BLOC DE TEXTE:
□ □ □

C’est le tube économique de ce début d’été : Vive les déficits et vive la dette ! Ainsi le veut la modern monetary theory (MMT) ou « nouvelle politique monétaire » popularisée aux États-Unis par Stephanie Kelton, la conseillère économique de Bernie Sanders (démocrate d’extrême-gauche), et ainsi que le proclame chez nous l’ancien chef économiste du FMI Olivier Blanchard.

Une ritournelle qui ne manquera pas de tintinnabuler plaisamment aux oreilles d’Emmanuel Macron, alors qu’il échoue comme ses prédécesseurs à maîtriser les dépenses publiques, ainsi que la Cour des comptes vient de nous le rappeler, et alors que notre dette publique frôle dangereusement les 100 % du PIB d’après la dernière publication de l’INSEE.

Stephanie KeltonOlivier Blanchard

Que nous dit donc la MMT ? Que l’on peut laisser filer les déficits, donc la dette publique, sans risquer la faillite, pour peu qu’on ait des projets d’investissement et des travailleurs disponibles. Le contre-exemple de la Grèce ou les difficultés de l’Italie s’avèrent incapables d’entamer ce bel optimisme au motif que l’euro, monnaie non souveraine pour ces pays, ne bénéficie d’aucun des privilèges dont les États-Unis bénéficient avec le dollar.

La monnaie unique européenne, affligée de ses critères de convergence et de son pacte de stabilité – déficit public inférieur à 3 % du PIB et dette publique inférieure à 60 % du PIB – serait donc la grande coupable qui empêcherait les peuples d’accéder à la prospérité économique éternelle. Un refrain connu en nos contrées européennes, mais qui ne tient pas à l’analyse comparative entre les pays.

Il suffit d’ailleurs de regarder le programme promu par Stephanie Kelton et repris intégralement par Bernie Sanders en vue de la Primaire démocrate pour se convaincre que la souveraineté monétaire n’est que l’alibi vaguement technique d’une politique de dépenses publiques volontaristes dans le droit fil de Keynes et de Roosevelt en leur temps.

□ □ □

DONNÉES RECUEILLIES:
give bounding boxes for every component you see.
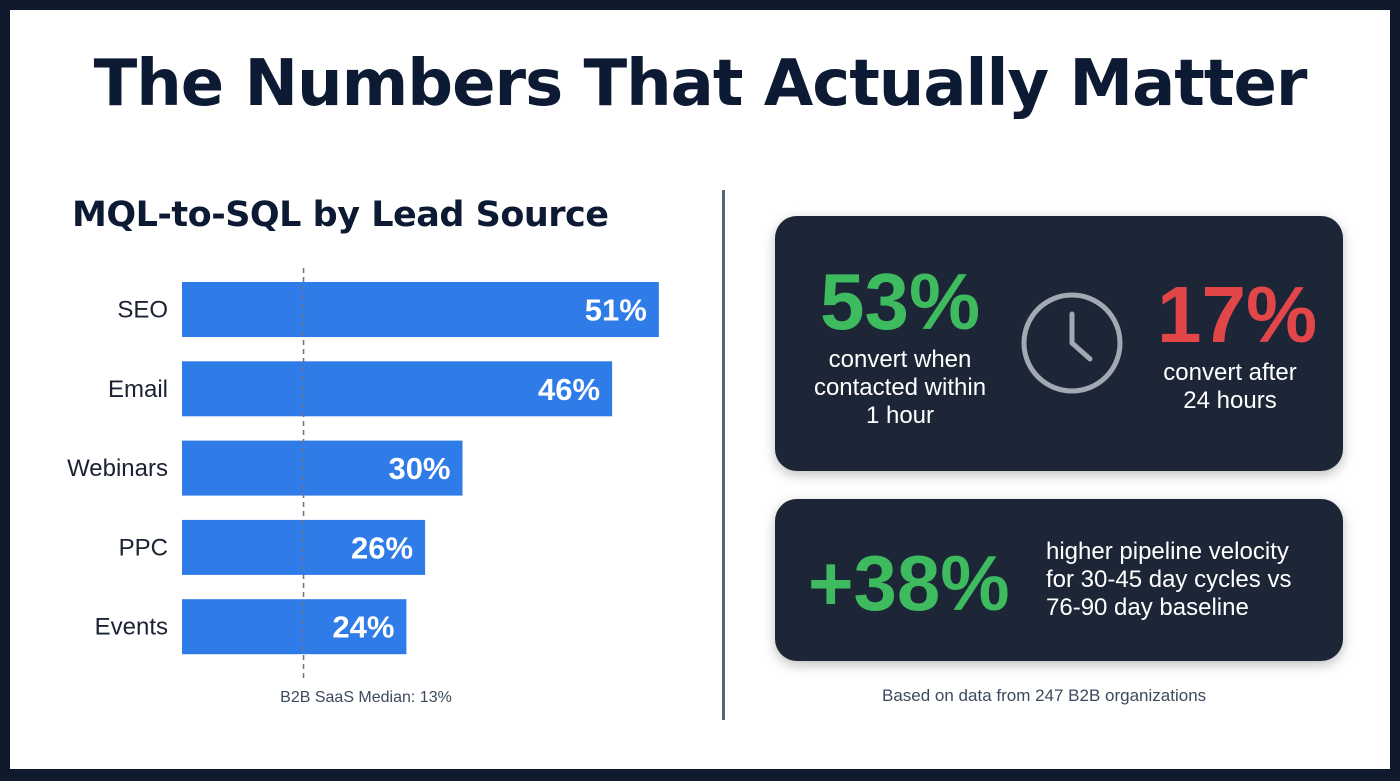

□ □ □

CONSIGNE: Pouvez-vous résumer en deux phrases le texte sur la théorie monétaire moderne ?

RÉPONSE: La théorie monétaire moderne, popularisée aux États-Unis par Stephanie Kelton et proclamée par l'ancien chef économiste du FMI Olivier Blanchard, soutient qu'on peut laisser filer les déficits et la dette publique sans risquer la faillite, pour peu qu'on ait des projets d'investissement et des travailleurs disponibles. Le texte juge que l'euro et son pacte de stabilité, présentés comme coupables, servent d'explication qui ne tient pas à l'analyse comparative entre les pays, et que la souveraineté monétaire n'est que l'alibi d'une politique de dépenses publiques volontaristes dans le droit fil de Keynes et de Roosevelt.